(Collected data)
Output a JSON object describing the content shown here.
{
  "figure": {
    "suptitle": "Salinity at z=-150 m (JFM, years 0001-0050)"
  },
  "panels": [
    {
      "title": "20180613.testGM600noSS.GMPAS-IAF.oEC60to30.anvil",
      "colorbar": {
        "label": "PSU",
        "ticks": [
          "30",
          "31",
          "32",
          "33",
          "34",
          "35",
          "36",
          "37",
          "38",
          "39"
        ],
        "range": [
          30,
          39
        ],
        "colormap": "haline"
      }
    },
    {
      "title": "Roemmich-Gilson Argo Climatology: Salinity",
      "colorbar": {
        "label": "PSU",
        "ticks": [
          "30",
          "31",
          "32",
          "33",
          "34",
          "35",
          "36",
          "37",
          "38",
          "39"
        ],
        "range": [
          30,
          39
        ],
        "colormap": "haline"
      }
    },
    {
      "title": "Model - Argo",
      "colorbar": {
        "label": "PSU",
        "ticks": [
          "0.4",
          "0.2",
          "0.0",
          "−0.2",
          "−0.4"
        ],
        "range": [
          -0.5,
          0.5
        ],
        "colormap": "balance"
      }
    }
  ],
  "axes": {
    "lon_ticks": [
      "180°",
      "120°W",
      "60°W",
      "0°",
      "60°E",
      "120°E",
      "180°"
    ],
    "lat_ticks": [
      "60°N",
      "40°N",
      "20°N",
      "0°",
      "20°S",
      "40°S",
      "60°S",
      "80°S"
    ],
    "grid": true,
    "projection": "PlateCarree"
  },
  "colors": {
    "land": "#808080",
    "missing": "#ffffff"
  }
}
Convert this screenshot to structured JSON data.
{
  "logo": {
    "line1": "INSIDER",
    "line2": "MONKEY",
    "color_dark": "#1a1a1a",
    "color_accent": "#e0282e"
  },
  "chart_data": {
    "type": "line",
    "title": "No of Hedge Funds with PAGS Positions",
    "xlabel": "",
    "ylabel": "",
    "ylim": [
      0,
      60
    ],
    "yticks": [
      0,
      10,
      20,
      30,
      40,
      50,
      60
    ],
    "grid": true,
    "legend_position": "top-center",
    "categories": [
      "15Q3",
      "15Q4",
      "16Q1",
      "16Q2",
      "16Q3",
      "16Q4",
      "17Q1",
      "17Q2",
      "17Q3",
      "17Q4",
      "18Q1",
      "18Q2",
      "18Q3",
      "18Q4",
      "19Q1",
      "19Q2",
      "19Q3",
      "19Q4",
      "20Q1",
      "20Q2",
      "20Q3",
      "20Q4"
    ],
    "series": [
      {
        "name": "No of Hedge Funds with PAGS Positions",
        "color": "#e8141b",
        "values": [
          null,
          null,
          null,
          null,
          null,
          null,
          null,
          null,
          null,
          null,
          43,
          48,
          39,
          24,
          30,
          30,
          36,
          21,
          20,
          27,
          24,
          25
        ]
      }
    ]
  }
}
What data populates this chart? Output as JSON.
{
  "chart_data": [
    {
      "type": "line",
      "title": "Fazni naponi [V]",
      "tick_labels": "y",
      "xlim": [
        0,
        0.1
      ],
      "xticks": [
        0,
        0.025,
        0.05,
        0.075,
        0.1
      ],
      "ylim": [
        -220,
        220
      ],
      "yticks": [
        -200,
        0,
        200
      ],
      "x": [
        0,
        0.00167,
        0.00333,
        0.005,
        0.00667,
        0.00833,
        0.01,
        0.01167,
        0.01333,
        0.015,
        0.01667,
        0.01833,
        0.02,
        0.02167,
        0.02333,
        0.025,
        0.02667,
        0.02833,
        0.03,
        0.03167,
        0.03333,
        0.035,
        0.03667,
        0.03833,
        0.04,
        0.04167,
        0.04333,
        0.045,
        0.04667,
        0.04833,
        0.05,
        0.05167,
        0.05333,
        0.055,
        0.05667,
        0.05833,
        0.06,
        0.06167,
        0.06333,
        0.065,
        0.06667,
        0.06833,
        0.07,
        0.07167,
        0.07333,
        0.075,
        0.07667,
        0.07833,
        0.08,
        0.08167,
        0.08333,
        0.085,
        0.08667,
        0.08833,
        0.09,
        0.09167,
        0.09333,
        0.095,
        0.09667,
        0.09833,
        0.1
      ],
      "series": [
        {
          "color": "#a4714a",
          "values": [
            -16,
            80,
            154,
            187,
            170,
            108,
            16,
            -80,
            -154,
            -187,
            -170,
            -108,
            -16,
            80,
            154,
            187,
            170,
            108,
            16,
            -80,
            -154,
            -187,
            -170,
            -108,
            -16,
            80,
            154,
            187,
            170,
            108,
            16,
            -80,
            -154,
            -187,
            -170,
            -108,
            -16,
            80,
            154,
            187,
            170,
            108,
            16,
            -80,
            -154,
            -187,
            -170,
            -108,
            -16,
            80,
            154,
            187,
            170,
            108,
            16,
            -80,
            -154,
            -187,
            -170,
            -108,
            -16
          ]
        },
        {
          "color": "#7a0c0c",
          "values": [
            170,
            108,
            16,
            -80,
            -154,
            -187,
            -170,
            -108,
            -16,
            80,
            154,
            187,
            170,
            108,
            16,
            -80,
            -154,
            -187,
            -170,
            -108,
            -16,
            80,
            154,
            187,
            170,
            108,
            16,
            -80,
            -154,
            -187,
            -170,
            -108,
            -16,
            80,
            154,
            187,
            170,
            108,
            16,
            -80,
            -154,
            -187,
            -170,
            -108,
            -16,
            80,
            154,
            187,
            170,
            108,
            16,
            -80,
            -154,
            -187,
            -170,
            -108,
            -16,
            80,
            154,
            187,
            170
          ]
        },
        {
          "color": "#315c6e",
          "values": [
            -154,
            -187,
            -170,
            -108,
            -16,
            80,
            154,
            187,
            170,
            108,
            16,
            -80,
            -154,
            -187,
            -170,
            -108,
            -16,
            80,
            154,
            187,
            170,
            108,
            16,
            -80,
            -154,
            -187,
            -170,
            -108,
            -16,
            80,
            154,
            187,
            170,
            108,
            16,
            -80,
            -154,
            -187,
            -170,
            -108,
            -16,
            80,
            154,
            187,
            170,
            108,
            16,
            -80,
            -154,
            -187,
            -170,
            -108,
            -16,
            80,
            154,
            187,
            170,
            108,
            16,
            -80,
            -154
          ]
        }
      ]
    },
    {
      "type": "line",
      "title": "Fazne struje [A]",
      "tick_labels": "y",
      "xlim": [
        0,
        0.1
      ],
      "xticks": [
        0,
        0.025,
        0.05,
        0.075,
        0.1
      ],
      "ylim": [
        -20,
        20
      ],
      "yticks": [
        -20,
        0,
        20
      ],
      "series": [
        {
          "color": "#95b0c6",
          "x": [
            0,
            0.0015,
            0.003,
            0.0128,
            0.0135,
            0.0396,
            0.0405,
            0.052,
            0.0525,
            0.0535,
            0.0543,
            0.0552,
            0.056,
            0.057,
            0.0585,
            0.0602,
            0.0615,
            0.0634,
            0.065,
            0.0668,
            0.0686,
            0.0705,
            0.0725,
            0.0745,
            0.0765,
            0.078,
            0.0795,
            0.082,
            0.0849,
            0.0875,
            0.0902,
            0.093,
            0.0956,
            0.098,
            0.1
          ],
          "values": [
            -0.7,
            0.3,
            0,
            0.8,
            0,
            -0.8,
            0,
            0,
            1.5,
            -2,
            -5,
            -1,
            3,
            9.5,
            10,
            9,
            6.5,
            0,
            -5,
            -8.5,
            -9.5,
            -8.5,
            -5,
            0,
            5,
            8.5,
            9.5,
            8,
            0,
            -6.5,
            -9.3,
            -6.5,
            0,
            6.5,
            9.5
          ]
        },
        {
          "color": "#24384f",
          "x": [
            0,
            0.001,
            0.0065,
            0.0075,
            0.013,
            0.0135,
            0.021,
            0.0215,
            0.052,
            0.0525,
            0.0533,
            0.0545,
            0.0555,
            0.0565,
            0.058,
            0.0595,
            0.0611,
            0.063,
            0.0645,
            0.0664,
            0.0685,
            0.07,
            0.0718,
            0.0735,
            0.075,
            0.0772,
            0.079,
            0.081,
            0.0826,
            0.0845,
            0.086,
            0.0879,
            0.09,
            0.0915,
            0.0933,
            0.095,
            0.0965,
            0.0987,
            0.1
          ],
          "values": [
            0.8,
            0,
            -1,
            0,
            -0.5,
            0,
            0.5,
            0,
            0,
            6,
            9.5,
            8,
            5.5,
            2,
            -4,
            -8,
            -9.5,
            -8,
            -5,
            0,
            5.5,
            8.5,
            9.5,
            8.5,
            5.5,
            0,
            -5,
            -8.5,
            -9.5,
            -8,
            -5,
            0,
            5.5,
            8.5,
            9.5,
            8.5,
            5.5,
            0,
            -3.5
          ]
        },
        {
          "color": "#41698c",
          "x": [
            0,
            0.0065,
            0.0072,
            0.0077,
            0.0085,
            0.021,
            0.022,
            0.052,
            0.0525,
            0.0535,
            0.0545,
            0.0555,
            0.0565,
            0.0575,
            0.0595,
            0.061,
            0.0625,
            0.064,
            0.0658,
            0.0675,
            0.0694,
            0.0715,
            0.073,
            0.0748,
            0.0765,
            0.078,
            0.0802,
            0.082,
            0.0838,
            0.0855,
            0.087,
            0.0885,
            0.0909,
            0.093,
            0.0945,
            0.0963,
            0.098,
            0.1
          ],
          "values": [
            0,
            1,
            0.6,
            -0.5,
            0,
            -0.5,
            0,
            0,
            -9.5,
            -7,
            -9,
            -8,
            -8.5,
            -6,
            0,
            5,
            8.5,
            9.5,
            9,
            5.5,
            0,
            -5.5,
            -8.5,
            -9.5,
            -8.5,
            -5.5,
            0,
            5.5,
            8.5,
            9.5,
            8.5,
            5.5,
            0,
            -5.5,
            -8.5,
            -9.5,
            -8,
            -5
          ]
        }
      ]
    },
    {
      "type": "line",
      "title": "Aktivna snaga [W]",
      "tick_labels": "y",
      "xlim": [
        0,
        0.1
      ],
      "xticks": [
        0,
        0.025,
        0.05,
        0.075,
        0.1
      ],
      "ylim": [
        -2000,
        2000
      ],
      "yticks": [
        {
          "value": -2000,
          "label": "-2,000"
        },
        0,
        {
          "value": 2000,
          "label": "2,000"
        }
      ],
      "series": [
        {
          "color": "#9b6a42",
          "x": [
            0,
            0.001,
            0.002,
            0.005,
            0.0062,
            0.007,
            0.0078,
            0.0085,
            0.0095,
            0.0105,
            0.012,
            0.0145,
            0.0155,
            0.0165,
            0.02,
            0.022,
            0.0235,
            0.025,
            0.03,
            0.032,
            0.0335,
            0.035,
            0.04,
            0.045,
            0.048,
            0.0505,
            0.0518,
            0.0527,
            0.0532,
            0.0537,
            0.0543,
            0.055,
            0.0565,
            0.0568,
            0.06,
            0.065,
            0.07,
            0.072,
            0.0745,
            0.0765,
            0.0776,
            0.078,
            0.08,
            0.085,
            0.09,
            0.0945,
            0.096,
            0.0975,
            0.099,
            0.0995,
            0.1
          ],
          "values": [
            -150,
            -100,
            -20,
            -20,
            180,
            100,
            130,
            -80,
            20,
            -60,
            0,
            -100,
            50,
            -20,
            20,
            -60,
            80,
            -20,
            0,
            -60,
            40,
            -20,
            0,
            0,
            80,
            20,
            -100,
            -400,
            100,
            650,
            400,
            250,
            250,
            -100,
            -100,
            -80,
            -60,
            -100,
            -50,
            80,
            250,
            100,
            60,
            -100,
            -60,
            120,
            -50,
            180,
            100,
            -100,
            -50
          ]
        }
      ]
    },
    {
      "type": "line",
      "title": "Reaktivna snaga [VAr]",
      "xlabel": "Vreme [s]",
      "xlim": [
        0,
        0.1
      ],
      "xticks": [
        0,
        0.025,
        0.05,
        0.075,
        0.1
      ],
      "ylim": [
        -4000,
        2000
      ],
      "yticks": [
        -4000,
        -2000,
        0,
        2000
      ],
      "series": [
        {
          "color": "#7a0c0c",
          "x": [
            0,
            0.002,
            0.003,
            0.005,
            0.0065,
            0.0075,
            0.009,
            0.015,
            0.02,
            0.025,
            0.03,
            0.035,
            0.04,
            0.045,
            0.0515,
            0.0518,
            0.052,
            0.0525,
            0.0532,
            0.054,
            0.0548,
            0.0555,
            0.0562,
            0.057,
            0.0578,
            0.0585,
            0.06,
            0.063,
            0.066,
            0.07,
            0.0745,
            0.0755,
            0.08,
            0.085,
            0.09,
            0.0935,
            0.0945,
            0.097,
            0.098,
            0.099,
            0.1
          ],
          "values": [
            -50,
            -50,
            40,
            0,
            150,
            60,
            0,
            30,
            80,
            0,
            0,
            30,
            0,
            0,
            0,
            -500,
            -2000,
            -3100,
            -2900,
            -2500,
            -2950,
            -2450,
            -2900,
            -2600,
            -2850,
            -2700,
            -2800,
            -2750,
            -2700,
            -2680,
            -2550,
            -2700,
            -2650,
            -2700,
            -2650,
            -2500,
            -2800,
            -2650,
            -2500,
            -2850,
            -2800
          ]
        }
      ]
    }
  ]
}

### Task statement
Search the data for the word "Output" and copy each line where it appears.

### Answer to this task
Output a JSON object describing the content shown here.
What data populates this chart? Output as JSON.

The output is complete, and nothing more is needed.